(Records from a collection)
[Start of Attachment]

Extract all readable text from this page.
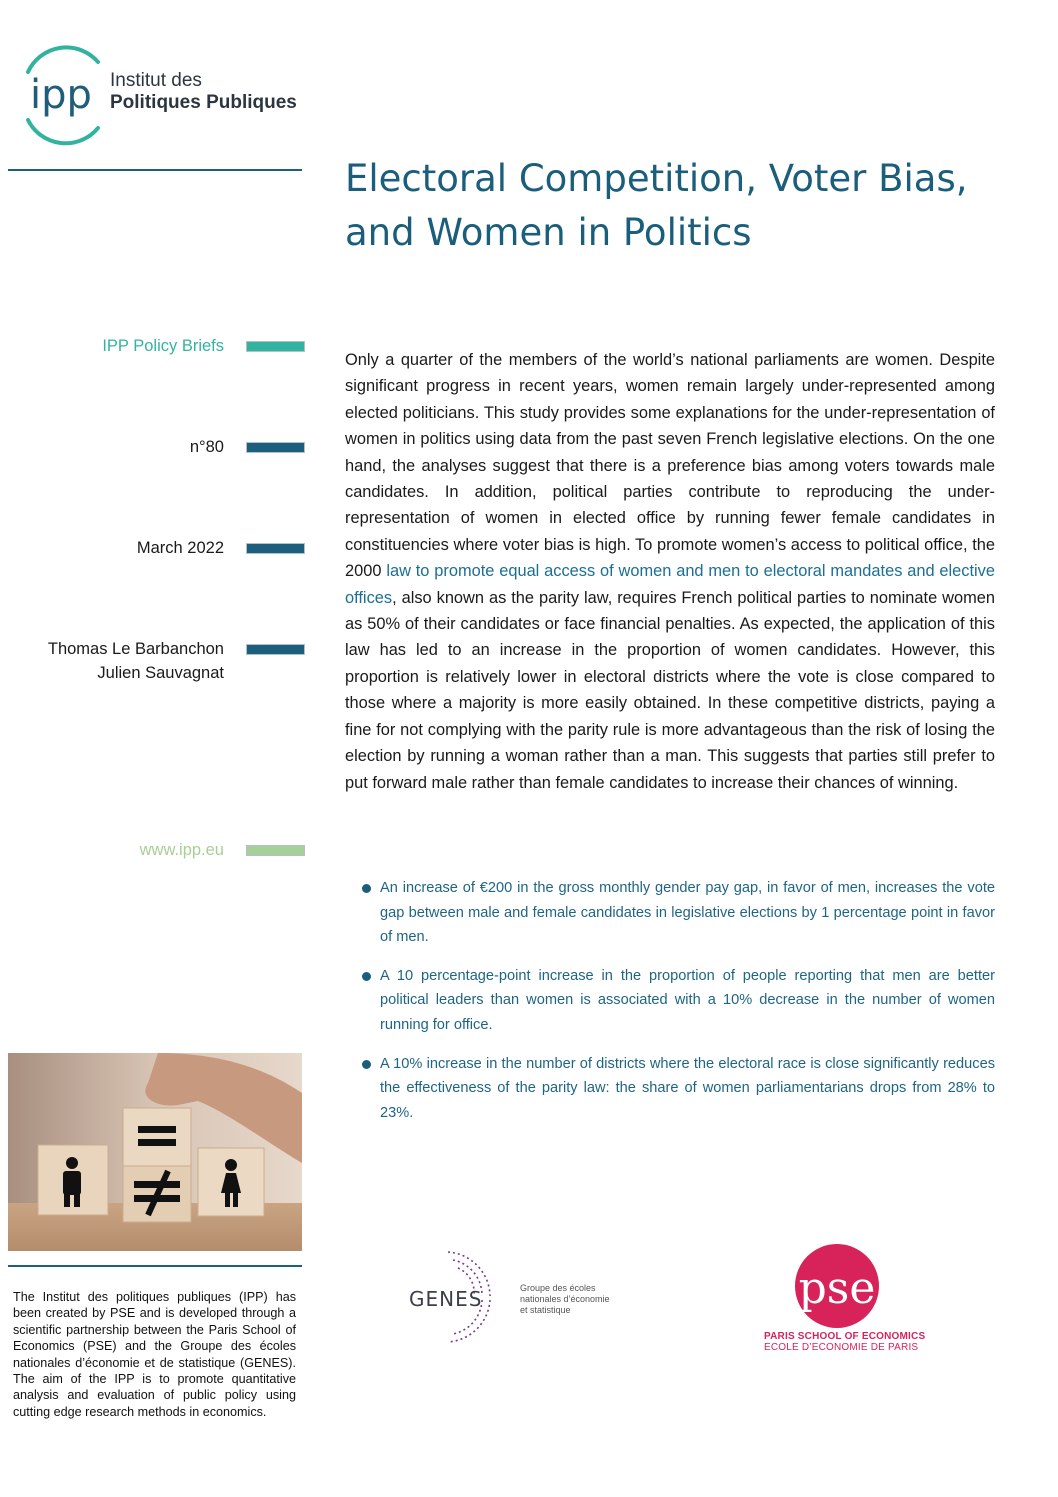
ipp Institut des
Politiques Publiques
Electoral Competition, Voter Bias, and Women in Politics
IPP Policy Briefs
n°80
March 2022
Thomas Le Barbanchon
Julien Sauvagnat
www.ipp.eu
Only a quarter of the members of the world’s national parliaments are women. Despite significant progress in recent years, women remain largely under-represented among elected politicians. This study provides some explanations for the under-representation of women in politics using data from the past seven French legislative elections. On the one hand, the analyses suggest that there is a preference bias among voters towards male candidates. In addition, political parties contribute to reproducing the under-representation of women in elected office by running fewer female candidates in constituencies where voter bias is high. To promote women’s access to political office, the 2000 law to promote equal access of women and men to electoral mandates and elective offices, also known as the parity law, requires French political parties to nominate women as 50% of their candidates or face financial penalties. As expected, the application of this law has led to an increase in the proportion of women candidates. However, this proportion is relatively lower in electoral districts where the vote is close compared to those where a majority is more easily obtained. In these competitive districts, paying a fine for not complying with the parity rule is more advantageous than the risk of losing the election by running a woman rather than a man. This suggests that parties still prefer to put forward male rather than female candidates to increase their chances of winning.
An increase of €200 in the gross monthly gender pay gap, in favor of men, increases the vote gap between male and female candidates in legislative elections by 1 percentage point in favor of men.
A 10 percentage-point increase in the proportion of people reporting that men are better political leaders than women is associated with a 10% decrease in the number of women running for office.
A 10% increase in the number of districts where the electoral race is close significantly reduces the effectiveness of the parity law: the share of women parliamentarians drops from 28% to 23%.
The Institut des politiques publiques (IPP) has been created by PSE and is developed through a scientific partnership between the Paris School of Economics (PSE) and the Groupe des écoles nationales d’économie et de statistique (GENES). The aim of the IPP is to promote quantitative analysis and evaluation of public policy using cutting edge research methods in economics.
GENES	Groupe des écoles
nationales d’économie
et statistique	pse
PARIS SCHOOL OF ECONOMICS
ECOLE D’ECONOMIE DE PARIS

[End of Attachment]

Description of the task: Lines in the data that hold "Groupe" must be located and copied.

Reply to the task:
The Institut des politiques publiques (IPP) has been created by PSE and is developed through a scientific partnership between the Paris School of Economics (PSE) and the Groupe des écoles nationales d’économie et de statistique (GENES). The aim of the IPP is to promote quantitative analysis and evaluation of public policy using cutting edge research methods in economics.
GENES	Groupe des écoles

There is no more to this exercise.